Brief: Rewrite the data below, putting "data-label" in place of every "value-label" and changing nothing else.

Data lines:
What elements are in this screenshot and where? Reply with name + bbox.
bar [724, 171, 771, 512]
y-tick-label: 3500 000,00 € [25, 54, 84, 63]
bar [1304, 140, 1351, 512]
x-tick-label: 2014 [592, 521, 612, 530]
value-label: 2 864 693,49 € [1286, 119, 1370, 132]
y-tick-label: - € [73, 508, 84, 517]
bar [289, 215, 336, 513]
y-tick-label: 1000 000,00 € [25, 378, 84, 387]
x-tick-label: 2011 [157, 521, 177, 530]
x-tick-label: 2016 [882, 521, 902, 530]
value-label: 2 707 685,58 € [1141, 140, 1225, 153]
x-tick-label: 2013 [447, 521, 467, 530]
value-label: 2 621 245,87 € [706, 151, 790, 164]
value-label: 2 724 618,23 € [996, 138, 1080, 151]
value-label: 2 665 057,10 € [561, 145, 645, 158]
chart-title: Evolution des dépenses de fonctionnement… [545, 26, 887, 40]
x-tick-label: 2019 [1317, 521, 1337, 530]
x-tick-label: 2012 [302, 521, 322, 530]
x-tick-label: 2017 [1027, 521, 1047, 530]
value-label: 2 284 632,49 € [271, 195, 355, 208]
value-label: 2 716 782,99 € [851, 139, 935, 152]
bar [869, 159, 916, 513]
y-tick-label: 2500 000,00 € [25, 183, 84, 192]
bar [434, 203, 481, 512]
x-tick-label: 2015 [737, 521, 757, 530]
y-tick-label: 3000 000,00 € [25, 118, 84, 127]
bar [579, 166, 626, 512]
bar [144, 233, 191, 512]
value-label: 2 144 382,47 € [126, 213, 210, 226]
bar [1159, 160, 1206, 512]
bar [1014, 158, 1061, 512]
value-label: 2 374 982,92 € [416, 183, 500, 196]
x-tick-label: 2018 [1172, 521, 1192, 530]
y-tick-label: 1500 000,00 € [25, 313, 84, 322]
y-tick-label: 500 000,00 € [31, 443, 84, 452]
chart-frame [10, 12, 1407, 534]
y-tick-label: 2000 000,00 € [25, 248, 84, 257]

Expected output:
What elements are in this screenshot and where? Reply with name + bbox.
bar [724, 171, 771, 512]
y-tick-label: 3500 000,00 € [25, 54, 84, 63]
bar [1304, 140, 1351, 512]
x-tick-label: 2014 [592, 521, 612, 530]
data-label: 2 864 693,49 € [1286, 119, 1370, 132]
y-tick-label: - € [73, 508, 84, 517]
bar [289, 215, 336, 513]
y-tick-label: 1000 000,00 € [25, 378, 84, 387]
x-tick-label: 2011 [157, 521, 177, 530]
x-tick-label: 2016 [882, 521, 902, 530]
data-label: 2 707 685,58 € [1141, 140, 1225, 153]
x-tick-label: 2013 [447, 521, 467, 530]
data-label: 2 621 245,87 € [706, 151, 790, 164]
data-label: 2 724 618,23 € [996, 138, 1080, 151]
data-label: 2 665 057,10 € [561, 145, 645, 158]
chart-title: Evolution des dépenses de fonctionnement… [545, 26, 887, 40]
x-tick-label: 2019 [1317, 521, 1337, 530]
x-tick-label: 2012 [302, 521, 322, 530]
x-tick-label: 2017 [1027, 521, 1047, 530]
data-label: 2 284 632,49 € [271, 195, 355, 208]
data-label: 2 716 782,99 € [851, 139, 935, 152]
bar [869, 159, 916, 513]
y-tick-label: 2500 000,00 € [25, 183, 84, 192]
bar [434, 203, 481, 512]
x-tick-label: 2015 [737, 521, 757, 530]
y-tick-label: 3000 000,00 € [25, 118, 84, 127]
bar [579, 166, 626, 512]
bar [144, 233, 191, 512]
data-label: 2 144 382,47 € [126, 213, 210, 226]
bar [1159, 160, 1206, 512]
bar [1014, 158, 1061, 512]
data-label: 2 374 982,92 € [416, 183, 500, 196]
x-tick-label: 2018 [1172, 521, 1192, 530]
y-tick-label: 1500 000,00 € [25, 313, 84, 322]
y-tick-label: 500 000,00 € [31, 443, 84, 452]
chart-frame [10, 12, 1407, 534]
y-tick-label: 2000 000,00 € [25, 248, 84, 257]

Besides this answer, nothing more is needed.